• _WRITTEN REQUEST_: In the entries below, find the lines that contain the word "cash" and copy them.

• _DATASET_:
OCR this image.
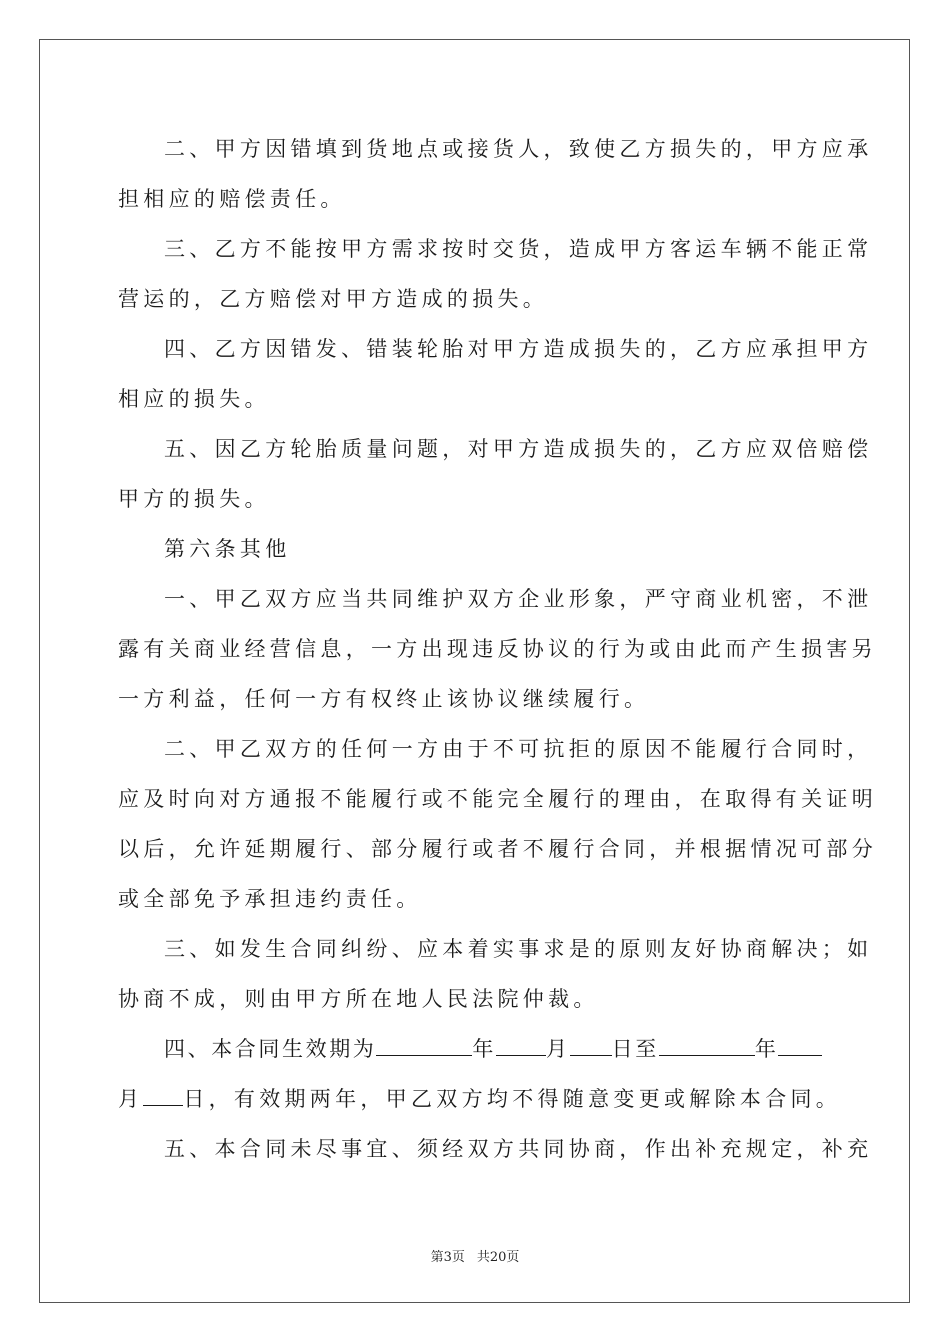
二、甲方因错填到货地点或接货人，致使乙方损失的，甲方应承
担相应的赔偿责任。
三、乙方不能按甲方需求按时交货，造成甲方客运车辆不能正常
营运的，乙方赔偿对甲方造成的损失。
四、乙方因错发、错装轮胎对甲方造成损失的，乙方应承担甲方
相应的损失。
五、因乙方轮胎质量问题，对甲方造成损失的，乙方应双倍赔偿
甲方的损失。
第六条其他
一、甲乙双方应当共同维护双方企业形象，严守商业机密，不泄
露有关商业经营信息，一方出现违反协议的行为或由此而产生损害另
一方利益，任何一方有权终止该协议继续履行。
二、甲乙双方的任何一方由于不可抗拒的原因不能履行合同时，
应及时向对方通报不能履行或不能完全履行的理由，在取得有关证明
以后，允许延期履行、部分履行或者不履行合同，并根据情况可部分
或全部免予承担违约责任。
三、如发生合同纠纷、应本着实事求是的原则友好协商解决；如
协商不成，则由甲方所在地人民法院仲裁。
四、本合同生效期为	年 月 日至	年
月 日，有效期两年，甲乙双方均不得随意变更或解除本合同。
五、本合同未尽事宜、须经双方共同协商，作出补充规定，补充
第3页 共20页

---

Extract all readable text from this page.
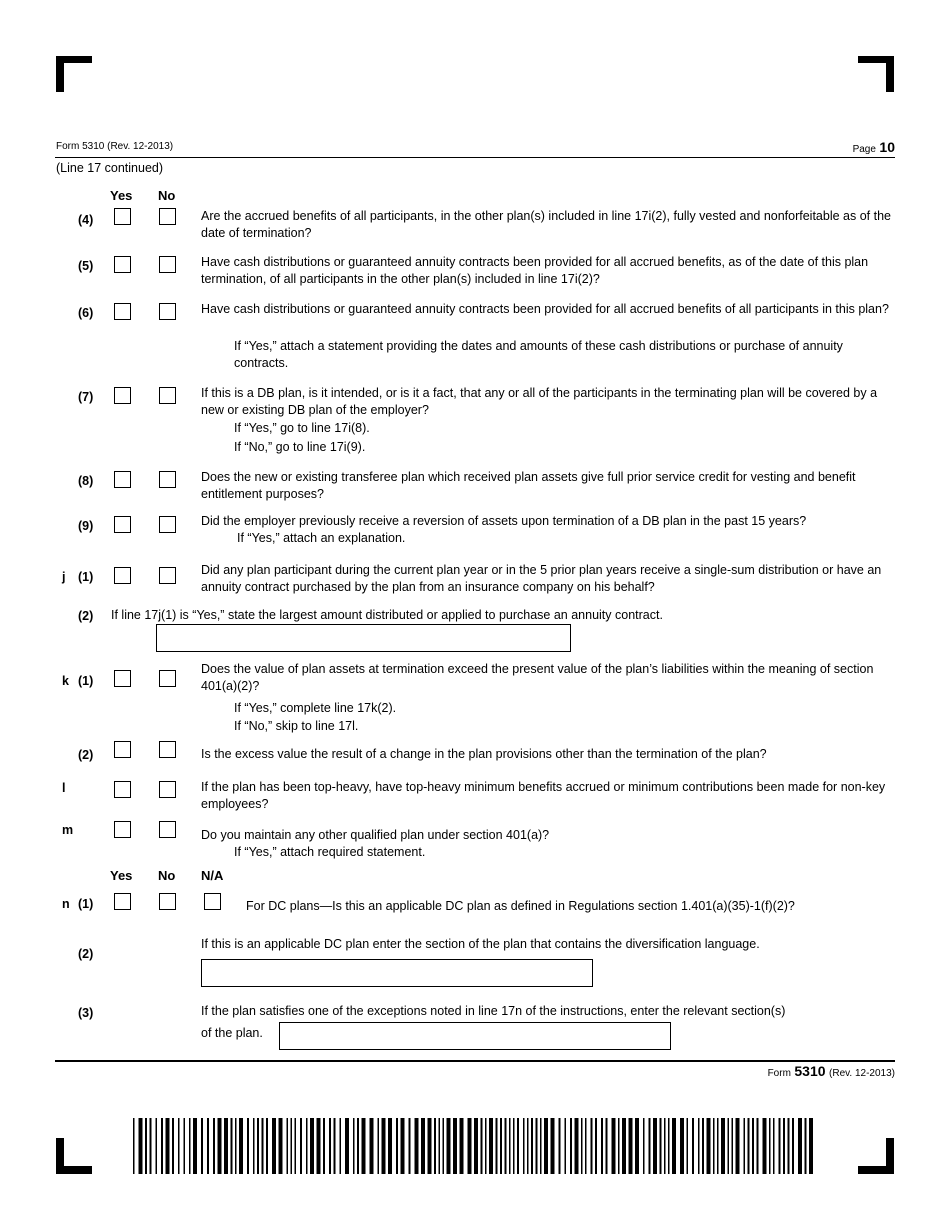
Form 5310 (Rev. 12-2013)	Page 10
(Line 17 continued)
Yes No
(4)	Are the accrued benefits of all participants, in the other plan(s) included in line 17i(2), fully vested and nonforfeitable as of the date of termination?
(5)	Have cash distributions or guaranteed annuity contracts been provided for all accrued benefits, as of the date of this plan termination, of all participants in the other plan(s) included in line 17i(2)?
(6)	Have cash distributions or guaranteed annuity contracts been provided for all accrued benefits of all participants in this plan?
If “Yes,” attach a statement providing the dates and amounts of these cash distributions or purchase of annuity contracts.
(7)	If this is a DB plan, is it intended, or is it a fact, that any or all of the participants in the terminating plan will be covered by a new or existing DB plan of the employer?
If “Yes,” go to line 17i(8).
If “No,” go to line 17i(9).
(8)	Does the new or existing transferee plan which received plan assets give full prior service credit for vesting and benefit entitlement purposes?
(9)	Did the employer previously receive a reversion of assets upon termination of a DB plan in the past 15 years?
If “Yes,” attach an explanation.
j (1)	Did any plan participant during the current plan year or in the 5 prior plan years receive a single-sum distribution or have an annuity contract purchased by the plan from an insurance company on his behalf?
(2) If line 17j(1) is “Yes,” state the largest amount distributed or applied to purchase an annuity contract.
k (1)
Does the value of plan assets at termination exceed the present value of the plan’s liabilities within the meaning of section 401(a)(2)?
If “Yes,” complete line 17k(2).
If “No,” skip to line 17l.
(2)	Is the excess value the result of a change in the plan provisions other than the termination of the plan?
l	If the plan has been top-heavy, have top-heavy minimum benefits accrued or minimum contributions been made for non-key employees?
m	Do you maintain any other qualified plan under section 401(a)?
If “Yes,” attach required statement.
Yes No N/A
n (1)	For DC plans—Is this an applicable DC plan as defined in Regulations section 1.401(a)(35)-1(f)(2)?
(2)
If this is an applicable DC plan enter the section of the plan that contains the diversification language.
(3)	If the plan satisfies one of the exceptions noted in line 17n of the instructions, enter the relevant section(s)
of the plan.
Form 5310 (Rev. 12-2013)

--

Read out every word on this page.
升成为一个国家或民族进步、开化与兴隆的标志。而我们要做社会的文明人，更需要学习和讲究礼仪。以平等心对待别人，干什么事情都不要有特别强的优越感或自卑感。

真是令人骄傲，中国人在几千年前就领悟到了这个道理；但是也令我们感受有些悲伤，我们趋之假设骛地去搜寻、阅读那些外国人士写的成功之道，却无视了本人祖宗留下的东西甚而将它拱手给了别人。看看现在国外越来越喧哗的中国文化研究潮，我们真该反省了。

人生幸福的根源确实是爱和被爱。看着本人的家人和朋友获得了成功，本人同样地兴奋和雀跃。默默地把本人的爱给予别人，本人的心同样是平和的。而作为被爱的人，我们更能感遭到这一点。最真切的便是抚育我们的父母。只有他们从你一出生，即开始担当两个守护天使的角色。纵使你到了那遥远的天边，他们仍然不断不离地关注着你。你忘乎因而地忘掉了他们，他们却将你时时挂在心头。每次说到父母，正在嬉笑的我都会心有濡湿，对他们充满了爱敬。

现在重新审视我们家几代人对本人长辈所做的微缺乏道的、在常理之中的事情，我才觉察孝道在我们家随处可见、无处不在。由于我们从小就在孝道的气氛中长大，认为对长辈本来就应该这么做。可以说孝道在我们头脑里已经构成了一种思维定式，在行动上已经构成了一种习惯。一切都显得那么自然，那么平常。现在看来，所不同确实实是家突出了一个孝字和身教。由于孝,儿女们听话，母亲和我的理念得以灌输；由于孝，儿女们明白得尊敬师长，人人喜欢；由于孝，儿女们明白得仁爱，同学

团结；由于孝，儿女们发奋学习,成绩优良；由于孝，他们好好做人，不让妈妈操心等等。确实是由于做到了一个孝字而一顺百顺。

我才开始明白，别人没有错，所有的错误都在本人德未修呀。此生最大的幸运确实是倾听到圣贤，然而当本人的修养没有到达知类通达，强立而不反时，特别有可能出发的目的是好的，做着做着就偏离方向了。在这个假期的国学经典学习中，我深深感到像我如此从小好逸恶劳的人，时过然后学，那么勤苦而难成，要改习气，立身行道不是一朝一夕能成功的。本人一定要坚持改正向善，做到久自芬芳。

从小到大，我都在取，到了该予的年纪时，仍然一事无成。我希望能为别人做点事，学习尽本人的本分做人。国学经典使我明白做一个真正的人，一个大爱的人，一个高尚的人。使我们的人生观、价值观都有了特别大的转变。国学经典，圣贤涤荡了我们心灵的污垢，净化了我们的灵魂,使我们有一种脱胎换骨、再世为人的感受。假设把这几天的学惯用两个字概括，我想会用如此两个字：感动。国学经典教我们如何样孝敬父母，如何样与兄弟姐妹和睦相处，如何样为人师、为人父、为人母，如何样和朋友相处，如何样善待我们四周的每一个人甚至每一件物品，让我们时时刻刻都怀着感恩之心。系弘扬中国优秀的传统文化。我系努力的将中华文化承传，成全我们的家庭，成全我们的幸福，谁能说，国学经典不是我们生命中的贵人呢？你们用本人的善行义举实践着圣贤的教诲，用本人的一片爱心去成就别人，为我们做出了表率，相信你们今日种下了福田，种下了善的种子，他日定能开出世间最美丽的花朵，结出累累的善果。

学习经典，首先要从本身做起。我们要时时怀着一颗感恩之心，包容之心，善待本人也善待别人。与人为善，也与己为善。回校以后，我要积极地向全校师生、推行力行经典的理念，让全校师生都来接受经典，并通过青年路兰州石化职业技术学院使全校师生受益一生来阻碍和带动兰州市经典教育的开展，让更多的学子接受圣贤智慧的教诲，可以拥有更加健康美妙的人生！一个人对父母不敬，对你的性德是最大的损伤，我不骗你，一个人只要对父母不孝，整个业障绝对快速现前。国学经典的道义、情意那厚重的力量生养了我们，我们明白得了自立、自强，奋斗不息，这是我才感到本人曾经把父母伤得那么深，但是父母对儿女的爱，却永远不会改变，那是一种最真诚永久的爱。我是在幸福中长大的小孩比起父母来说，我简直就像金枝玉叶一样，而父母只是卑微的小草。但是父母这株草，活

• _FULL SOLUTION_:
(5)	Have cash distributions or guaranteed annuity contracts been provided for all accrued benefits, as of the date of this plan termination, of all participants in the other plan(s) included in line 17i(2)?
(6)	Have cash distributions or guaranteed annuity contracts been provided for all accrued benefits of all participants in this plan?
If “Yes,” attach a statement providing the dates and amounts of these cash distributions or purchase of annuity contracts.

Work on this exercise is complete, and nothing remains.